## [Exercise objective]
Read the records below and copy each line that contains "JSON".

===== Input =====

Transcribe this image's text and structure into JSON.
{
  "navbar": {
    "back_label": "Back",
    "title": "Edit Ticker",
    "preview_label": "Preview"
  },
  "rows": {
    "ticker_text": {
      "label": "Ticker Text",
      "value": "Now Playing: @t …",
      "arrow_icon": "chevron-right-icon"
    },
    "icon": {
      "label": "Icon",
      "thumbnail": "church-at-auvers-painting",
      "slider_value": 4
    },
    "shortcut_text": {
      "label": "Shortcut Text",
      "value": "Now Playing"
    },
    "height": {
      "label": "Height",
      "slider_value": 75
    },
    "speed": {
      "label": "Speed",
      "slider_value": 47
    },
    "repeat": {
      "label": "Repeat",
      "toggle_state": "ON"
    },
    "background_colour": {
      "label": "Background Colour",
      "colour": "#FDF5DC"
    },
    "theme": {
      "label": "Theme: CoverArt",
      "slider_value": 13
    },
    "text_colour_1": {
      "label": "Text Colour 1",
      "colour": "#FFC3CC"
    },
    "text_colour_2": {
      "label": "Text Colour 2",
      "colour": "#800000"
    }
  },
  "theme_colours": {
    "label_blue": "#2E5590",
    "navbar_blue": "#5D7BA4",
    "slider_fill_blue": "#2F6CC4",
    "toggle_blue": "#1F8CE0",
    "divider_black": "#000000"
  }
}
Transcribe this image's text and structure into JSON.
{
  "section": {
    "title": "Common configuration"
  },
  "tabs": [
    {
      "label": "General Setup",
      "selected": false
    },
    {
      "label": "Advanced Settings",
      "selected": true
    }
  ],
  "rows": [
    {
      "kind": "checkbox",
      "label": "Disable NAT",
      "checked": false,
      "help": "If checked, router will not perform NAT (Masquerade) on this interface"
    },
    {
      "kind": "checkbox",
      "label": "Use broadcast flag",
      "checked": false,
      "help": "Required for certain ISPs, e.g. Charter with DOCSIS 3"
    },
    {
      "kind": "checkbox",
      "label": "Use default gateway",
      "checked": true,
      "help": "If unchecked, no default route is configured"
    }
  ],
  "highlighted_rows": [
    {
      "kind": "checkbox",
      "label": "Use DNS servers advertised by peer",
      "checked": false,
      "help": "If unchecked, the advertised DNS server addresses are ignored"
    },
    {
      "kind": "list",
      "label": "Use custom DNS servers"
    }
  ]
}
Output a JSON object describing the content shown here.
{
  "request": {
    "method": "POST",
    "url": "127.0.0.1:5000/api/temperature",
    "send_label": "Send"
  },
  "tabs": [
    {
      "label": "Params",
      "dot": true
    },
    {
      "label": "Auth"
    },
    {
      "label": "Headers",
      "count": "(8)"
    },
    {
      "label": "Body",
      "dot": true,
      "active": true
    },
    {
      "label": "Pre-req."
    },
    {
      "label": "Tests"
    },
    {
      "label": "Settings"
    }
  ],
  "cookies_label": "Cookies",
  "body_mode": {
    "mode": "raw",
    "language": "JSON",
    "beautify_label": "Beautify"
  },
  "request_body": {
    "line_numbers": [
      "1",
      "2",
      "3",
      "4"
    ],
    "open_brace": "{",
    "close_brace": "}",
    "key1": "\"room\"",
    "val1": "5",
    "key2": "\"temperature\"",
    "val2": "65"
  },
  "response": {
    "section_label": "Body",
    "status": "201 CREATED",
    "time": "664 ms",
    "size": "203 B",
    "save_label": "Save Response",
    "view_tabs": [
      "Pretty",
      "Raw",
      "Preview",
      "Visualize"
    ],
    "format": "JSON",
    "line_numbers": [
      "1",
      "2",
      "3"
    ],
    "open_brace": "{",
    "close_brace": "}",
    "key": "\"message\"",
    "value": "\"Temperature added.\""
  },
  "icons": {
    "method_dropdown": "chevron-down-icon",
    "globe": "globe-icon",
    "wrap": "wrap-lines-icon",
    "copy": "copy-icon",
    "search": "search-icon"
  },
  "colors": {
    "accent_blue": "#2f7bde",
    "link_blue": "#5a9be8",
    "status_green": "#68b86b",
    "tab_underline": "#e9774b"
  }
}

=====

## [Output for this exercise]
Transcribe this image's text and structure into JSON.
Transcribe this image's text and structure into JSON.
Output a JSON object describing the content shown here.
    "language": "JSON",
    "format": "JSON",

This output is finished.